§ Your objective: Select all lines in the records that include "Pawła".

§ Records:
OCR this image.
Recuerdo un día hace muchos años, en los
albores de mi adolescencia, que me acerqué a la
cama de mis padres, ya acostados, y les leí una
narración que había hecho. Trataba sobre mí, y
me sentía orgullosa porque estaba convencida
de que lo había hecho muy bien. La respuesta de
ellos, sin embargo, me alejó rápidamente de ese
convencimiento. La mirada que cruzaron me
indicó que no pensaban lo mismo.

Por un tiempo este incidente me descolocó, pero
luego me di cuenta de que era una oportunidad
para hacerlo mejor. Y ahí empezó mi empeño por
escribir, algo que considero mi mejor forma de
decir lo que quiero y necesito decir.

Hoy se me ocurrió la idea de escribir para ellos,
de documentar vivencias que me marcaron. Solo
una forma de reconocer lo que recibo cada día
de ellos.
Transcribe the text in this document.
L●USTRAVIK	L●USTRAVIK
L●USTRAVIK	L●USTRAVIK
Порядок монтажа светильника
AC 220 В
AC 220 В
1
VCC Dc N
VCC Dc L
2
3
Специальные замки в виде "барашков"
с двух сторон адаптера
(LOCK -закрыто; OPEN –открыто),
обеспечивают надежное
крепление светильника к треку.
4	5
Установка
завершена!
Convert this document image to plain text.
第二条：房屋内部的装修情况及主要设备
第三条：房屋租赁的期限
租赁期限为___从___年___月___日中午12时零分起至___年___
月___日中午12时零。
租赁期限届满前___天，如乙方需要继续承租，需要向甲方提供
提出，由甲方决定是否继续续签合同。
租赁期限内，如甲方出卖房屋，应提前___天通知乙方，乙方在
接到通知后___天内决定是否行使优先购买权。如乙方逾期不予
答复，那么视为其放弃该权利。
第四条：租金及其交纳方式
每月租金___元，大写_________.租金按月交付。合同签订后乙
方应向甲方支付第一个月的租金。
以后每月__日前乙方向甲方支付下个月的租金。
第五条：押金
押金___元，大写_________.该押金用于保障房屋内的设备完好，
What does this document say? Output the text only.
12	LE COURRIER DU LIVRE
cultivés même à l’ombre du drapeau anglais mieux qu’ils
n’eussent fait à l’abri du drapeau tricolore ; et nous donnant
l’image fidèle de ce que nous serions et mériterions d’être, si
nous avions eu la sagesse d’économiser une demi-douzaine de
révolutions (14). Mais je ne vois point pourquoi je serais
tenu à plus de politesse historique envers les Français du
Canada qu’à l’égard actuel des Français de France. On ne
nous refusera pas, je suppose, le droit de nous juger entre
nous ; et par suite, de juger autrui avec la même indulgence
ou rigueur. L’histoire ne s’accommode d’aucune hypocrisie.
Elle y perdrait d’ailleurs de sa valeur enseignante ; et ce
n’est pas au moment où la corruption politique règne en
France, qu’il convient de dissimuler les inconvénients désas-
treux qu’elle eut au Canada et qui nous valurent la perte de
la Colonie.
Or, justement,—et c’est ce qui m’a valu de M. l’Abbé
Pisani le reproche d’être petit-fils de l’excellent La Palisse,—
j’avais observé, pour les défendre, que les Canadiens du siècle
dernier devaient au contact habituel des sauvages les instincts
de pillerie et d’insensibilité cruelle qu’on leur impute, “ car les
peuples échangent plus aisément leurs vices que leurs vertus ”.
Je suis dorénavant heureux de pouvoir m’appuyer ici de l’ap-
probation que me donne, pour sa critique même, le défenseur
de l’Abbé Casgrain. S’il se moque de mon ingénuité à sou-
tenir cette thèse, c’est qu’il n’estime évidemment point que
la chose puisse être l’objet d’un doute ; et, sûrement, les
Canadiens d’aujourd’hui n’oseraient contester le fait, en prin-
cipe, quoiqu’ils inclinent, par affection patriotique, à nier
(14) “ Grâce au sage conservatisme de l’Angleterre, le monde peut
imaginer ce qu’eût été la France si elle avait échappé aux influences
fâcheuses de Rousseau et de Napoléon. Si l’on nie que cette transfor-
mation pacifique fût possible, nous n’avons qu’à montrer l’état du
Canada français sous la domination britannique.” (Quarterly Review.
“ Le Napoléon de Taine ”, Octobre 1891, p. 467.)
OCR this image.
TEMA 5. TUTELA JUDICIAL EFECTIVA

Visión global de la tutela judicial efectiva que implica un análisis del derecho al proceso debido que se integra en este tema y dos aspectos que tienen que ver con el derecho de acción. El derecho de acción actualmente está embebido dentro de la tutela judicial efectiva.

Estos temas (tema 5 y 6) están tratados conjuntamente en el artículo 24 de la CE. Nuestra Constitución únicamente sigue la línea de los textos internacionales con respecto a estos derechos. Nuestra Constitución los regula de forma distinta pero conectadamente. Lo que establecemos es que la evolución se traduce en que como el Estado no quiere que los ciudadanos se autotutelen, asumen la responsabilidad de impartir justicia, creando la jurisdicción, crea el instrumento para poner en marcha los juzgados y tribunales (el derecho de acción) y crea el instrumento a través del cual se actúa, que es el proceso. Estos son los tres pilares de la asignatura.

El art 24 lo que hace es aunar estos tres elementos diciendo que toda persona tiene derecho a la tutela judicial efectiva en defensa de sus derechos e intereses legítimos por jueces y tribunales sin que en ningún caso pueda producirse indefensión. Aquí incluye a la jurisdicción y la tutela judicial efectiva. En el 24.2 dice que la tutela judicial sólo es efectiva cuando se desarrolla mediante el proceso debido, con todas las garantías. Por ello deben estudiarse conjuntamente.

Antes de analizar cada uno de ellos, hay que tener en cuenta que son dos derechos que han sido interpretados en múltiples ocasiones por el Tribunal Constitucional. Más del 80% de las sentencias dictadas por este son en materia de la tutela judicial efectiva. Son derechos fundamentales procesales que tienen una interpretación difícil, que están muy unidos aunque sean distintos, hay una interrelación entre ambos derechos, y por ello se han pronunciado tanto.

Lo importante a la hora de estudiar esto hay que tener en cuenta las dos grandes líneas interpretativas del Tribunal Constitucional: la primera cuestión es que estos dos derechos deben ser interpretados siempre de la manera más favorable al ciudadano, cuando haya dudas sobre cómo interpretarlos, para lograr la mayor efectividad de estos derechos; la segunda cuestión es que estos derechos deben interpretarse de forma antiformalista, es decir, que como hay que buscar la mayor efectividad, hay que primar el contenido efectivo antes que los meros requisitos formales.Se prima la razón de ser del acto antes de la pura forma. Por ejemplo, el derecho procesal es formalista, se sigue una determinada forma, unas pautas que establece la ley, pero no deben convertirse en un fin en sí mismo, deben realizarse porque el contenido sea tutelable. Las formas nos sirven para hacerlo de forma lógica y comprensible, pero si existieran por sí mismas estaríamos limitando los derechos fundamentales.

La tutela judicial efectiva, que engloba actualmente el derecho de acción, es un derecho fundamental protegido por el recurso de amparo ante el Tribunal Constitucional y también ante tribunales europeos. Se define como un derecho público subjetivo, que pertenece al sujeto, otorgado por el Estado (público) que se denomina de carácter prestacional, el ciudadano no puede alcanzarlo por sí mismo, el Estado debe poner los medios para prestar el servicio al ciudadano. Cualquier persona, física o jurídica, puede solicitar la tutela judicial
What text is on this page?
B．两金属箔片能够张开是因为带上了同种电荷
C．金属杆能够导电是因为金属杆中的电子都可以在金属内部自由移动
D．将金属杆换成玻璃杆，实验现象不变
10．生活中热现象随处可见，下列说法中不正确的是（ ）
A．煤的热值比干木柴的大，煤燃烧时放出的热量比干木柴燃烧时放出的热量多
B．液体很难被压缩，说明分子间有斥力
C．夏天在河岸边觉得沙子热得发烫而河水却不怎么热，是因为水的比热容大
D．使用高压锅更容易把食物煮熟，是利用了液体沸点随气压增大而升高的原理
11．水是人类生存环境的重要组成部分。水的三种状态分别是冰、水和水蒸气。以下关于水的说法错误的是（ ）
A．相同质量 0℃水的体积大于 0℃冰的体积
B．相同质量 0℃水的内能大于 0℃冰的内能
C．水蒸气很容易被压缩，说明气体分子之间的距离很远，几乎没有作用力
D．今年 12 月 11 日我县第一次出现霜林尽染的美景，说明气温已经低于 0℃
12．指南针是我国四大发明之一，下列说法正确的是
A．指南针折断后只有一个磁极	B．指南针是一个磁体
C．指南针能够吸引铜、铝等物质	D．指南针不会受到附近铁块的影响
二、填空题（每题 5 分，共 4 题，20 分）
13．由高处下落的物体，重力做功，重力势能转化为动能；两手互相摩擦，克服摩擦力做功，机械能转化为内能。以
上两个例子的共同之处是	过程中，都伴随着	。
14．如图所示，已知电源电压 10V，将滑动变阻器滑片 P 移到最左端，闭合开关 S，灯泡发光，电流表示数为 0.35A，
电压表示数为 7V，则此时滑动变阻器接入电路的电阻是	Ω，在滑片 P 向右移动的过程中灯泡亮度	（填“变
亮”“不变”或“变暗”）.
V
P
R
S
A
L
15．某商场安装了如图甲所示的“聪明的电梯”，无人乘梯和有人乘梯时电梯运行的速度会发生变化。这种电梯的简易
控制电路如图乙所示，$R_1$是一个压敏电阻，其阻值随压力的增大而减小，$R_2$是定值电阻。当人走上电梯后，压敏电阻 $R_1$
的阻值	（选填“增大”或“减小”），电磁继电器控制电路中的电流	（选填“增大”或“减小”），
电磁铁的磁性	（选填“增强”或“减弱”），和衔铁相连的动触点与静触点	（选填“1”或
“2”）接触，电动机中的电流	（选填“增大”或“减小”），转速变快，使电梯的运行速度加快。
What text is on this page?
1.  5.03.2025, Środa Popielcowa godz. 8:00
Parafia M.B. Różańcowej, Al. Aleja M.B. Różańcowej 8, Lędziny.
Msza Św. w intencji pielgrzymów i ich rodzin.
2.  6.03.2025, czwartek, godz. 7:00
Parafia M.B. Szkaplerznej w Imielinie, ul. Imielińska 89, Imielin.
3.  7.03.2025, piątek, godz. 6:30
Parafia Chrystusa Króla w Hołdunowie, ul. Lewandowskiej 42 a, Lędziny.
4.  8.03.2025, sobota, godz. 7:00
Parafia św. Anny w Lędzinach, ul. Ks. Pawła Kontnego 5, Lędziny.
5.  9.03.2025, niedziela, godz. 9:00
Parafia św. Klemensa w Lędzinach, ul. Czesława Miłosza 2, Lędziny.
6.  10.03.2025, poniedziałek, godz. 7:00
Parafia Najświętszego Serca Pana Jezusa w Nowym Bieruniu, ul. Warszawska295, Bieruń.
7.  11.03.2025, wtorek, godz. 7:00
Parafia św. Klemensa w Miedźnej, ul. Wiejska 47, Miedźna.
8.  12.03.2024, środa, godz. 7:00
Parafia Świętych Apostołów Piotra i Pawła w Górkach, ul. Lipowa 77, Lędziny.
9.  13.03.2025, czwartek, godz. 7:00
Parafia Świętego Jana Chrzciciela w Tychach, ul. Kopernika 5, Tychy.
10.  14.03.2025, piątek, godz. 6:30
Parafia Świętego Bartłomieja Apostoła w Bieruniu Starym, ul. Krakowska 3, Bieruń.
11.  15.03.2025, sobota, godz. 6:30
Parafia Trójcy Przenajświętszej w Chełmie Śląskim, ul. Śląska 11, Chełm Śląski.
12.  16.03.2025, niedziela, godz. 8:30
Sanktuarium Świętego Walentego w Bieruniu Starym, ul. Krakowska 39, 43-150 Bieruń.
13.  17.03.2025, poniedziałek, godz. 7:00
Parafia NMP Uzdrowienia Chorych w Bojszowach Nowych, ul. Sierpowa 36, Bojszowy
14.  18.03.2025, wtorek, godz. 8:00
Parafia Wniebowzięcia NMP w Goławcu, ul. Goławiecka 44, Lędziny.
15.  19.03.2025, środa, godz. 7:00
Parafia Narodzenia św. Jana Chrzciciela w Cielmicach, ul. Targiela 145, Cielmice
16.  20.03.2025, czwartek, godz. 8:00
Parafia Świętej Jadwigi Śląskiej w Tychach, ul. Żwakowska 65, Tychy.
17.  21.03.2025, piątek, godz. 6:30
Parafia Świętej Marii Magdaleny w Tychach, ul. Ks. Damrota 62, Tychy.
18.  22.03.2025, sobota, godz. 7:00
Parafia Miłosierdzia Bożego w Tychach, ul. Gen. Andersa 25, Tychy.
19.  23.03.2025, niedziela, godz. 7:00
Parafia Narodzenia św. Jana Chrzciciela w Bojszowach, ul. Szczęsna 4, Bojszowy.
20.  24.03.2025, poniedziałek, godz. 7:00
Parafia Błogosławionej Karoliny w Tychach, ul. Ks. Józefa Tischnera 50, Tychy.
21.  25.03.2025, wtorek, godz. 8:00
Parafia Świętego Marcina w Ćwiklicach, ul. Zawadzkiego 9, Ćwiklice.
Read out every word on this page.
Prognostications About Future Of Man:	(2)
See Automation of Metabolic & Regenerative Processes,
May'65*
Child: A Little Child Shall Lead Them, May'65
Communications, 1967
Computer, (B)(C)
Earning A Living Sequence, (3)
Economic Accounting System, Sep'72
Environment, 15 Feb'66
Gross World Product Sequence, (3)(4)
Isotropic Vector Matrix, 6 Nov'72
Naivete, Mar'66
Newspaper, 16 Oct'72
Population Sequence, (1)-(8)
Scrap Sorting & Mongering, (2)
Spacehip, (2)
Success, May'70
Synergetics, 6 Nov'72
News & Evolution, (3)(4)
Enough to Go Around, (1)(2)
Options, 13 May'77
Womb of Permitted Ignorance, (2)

§ Reply:
Parafia św. Anny w Lędzinach, ul. Ks. Pawła Kontnego 5, Lędziny.
Parafia Świętych Apostołów Piotra i Pawła w Górkach, ul. Lipowa 77, Lędziny.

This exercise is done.